Excerpts from a figure dataset
════════════════════
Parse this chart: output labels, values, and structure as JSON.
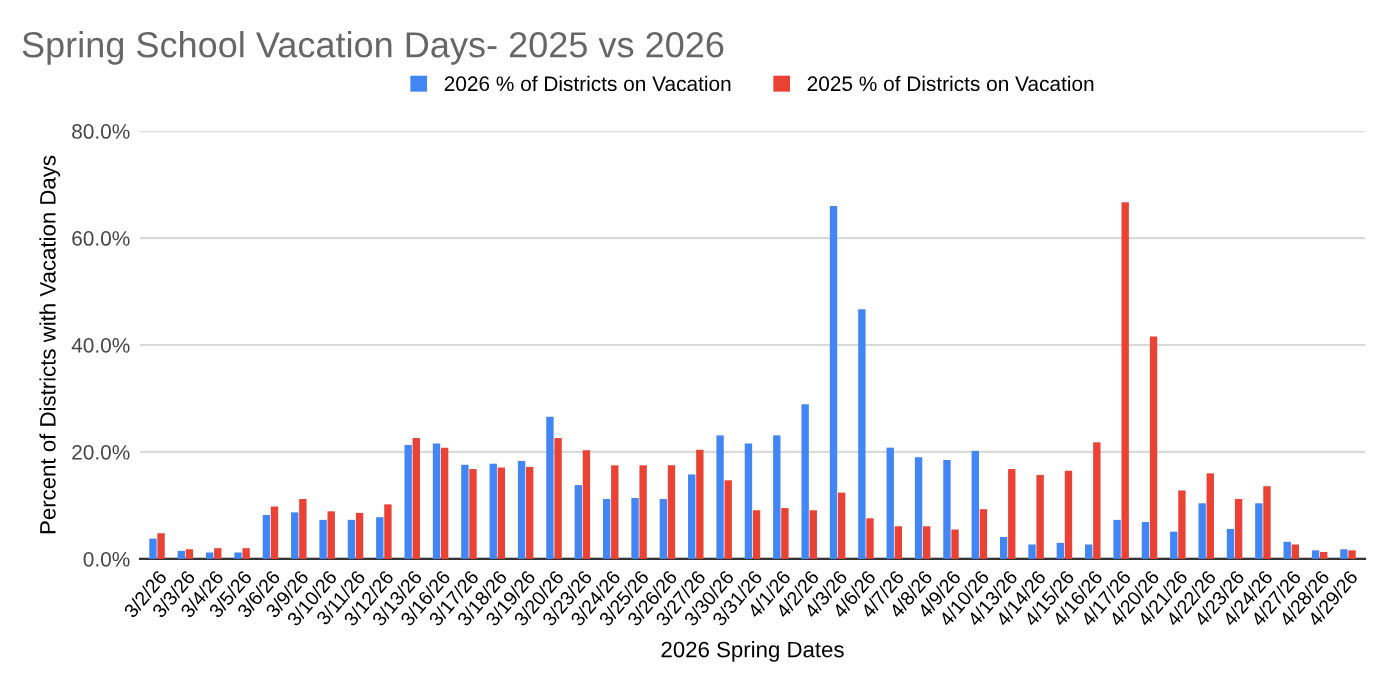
{
  "chart_data": {
    "type": "bar",
    "title": "Spring School Vacation Days- 2025 vs 2026",
    "xlabel": "2026 Spring Dates",
    "ylabel": "Percent of Districts with Vacation Days",
    "categories": [
      "3/2/26",
      "3/3/26",
      "3/4/26",
      "3/5/26",
      "3/6/26",
      "3/9/26",
      "3/10/26",
      "3/11/26",
      "3/12/26",
      "3/13/26",
      "3/16/26",
      "3/17/26",
      "3/18/26",
      "3/19/26",
      "3/20/26",
      "3/23/26",
      "3/24/26",
      "3/25/26",
      "3/26/26",
      "3/27/26",
      "3/30/26",
      "3/31/26",
      "4/1/26",
      "4/2/26",
      "4/3/26",
      "4/6/26",
      "4/7/26",
      "4/8/26",
      "4/9/26",
      "4/10/26",
      "4/13/26",
      "4/14/26",
      "4/15/26",
      "4/16/26",
      "4/17/26",
      "4/20/26",
      "4/21/26",
      "4/22/26",
      "4/23/26",
      "4/24/26",
      "4/27/26",
      "4/28/26",
      "4/29/26"
    ],
    "series": [
      {
        "name": "2026 % of Districts on Vacation",
        "color": "#4285f4",
        "values": [
          3.8,
          1.5,
          1.2,
          1.2,
          8.2,
          8.7,
          7.3,
          7.3,
          7.8,
          21.3,
          21.6,
          17.6,
          17.8,
          18.3,
          26.6,
          13.8,
          11.2,
          11.4,
          11.2,
          15.8,
          23.1,
          21.6,
          23.1,
          28.9,
          66,
          46.7,
          20.8,
          19,
          18.5,
          20.2,
          4.1,
          2.7,
          3,
          2.7,
          7.3,
          6.9,
          5.1,
          10.4,
          5.6,
          10.4,
          3.2,
          1.6,
          1.8
        ]
      },
      {
        "name": "2025 % of Districts on Vacation",
        "color": "#ea4335",
        "values": [
          4.8,
          1.8,
          2,
          2,
          9.8,
          11.2,
          8.9,
          8.6,
          10.2,
          22.6,
          20.8,
          16.8,
          17.1,
          17.2,
          22.6,
          20.3,
          17.5,
          17.5,
          17.5,
          20.4,
          14.7,
          9.1,
          9.5,
          9.1,
          12.4,
          7.6,
          6.1,
          6.1,
          5.5,
          9.3,
          16.8,
          15.7,
          16.5,
          21.8,
          66.7,
          41.6,
          12.8,
          16,
          11.2,
          13.6,
          2.7,
          1.3,
          1.6
        ]
      }
    ],
    "ylim": [
      0,
      80
    ],
    "yticks": [
      {
        "value": 0,
        "label": "0.0%"
      },
      {
        "value": 20,
        "label": "20.0%"
      },
      {
        "value": 40,
        "label": "40.0%"
      },
      {
        "value": 60,
        "label": "60.0%"
      },
      {
        "value": 80,
        "label": "80.0%"
      }
    ],
    "grid": "y",
    "legend": "top"
  }
}
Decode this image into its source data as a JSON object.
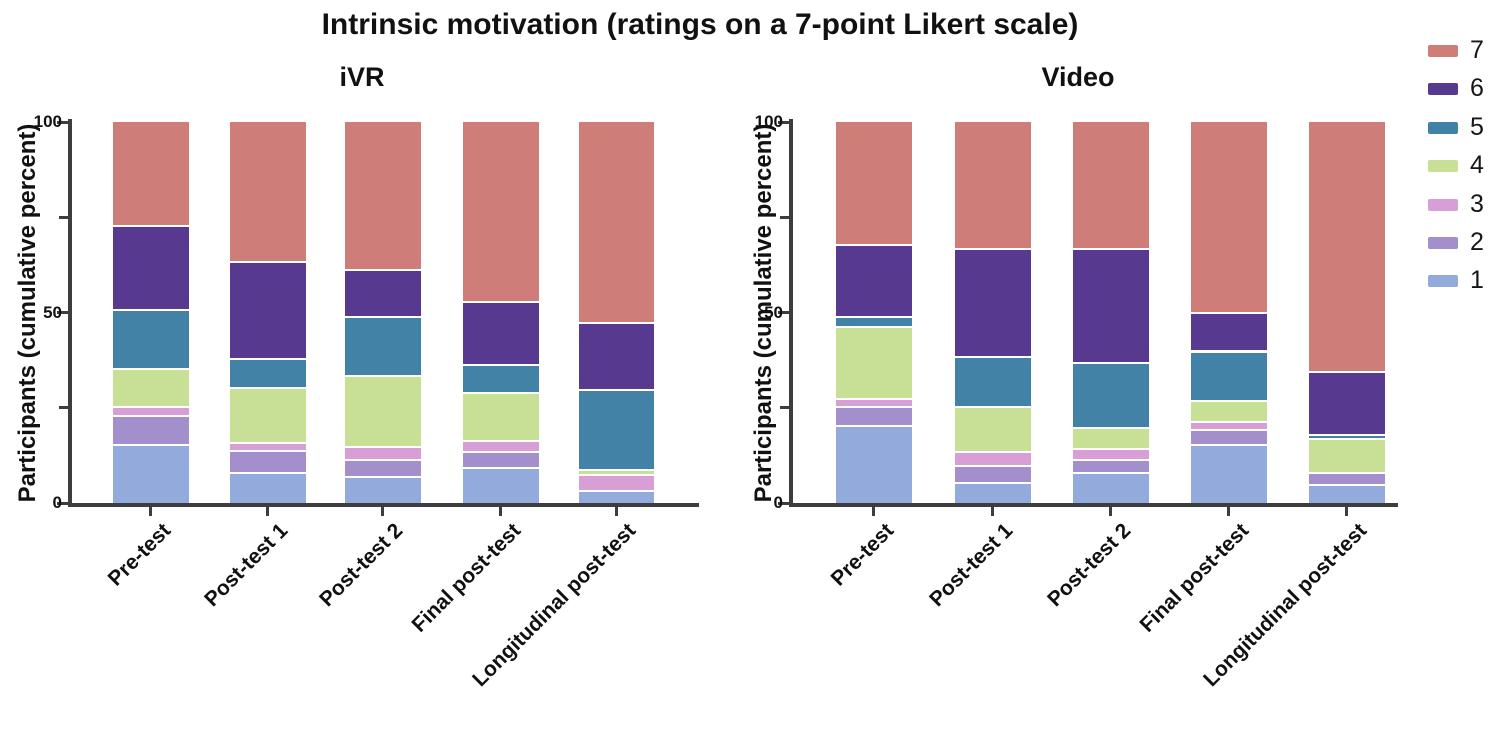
{
  "chart_data": {
    "type": "bar",
    "subtype": "stacked-100-percent",
    "title": "Intrinsic motivation (ratings on a 7-point Likert scale)",
    "ylabel": "Participants (cumulative percent)",
    "ylim": [
      0,
      100
    ],
    "yticks": [
      0,
      50,
      100
    ],
    "minor_yticks": [
      25,
      75
    ],
    "grid": false,
    "legend": {
      "position": "top-right",
      "entries_top_to_bottom": [
        "7",
        "6",
        "5",
        "4",
        "3",
        "2",
        "1"
      ]
    },
    "likert_colors": {
      "1": "#92abdc",
      "2": "#a28fcc",
      "3": "#d89fd7",
      "4": "#c7e095",
      "5": "#4282a6",
      "6": "#57398f",
      "7": "#cf7d79"
    },
    "panels": [
      {
        "title": "iVR",
        "categories": [
          "Pre-test",
          "Post-test 1",
          "Post-test 2",
          "Final post-test",
          "Longitudinal post-test"
        ],
        "series": [
          {
            "name": "1",
            "color": "#92abdc",
            "values": [
              15,
              7.5,
              6.5,
              9,
              3
            ]
          },
          {
            "name": "2",
            "color": "#a28fcc",
            "values": [
              7.5,
              6,
              4.5,
              4,
              0
            ]
          },
          {
            "name": "3",
            "color": "#d89fd7",
            "values": [
              2.5,
              2,
              3.5,
              3,
              4
            ]
          },
          {
            "name": "4",
            "color": "#c7e095",
            "values": [
              10,
              14.5,
              18.5,
              12.5,
              1.5
            ]
          },
          {
            "name": "5",
            "color": "#4282a6",
            "values": [
              15.5,
              7.5,
              15.5,
              7.5,
              21
            ]
          },
          {
            "name": "6",
            "color": "#57398f",
            "values": [
              22,
              25.5,
              12.5,
              16.5,
              17.5
            ]
          },
          {
            "name": "7",
            "color": "#cf7d79",
            "values": [
              27.5,
              37,
              39,
              47.5,
              53
            ]
          }
        ]
      },
      {
        "title": "Video",
        "categories": [
          "Pre-test",
          "Post-test 1",
          "Post-test 2",
          "Final post-test",
          "Longitudinal post-test"
        ],
        "series": [
          {
            "name": "1",
            "color": "#92abdc",
            "values": [
              20,
              5,
              7.5,
              15,
              4.5
            ]
          },
          {
            "name": "2",
            "color": "#a28fcc",
            "values": [
              5,
              4.5,
              3.5,
              4,
              3
            ]
          },
          {
            "name": "3",
            "color": "#d89fd7",
            "values": [
              2,
              3.5,
              3,
              2,
              0
            ]
          },
          {
            "name": "4",
            "color": "#c7e095",
            "values": [
              19,
              12,
              5.5,
              5.5,
              9
            ]
          },
          {
            "name": "5",
            "color": "#4282a6",
            "values": [
              2.5,
              13,
              17,
              13,
              1
            ]
          },
          {
            "name": "6",
            "color": "#57398f",
            "values": [
              19,
              28.5,
              30,
              10,
              16.5
            ]
          },
          {
            "name": "7",
            "color": "#cf7d79",
            "values": [
              32.5,
              33.5,
              33.5,
              50.5,
              66
            ]
          }
        ]
      }
    ]
  }
}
════════════════════
Find the number of lines in which the word "Vacation" occurs, and write nothing but that number.

> **Response to the task**
4